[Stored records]
--------

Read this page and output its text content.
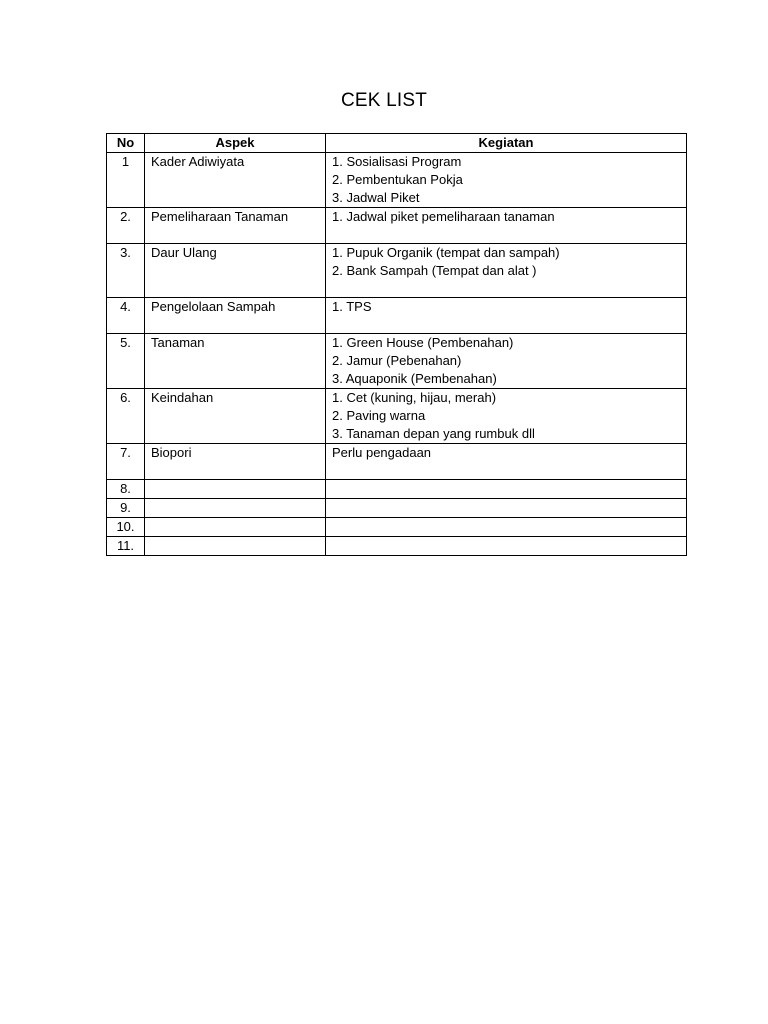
CEK LIST
No	Aspek	Kegiatan
1	Kader Adiwiyata	1. Sosialisasi Program
2. Pembentukan Pokja
3. Jadwal Piket

2.	Pemeliharaan Tanaman	1. Jadwal piket pemeliharaan tanaman

3.	Daur Ulang	1. Pupuk Organik (tempat dan sampah)
2. Bank Sampah (Tempat dan alat )

4.	Pengelolaan Sampah	1. TPS

5.	Tanaman	1. Green House (Pembenahan)
2. Jamur (Pebenahan)
3. Aquaponik (Pembenahan)

6.	Keindahan	1. Cet (kuning, hijau, merah)
2. Paving warna
3. Tanaman depan yang rumbuk dll

7.	Biopori	Perlu pengadaan

8.		
9.		
10.		
11.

--------

### [YOUR OBJECTIVE]
Count every line in the data that contains the word "Tanaman", then give that count and nothing else.

### [SOLUTION TO THIS EXERCISE]
3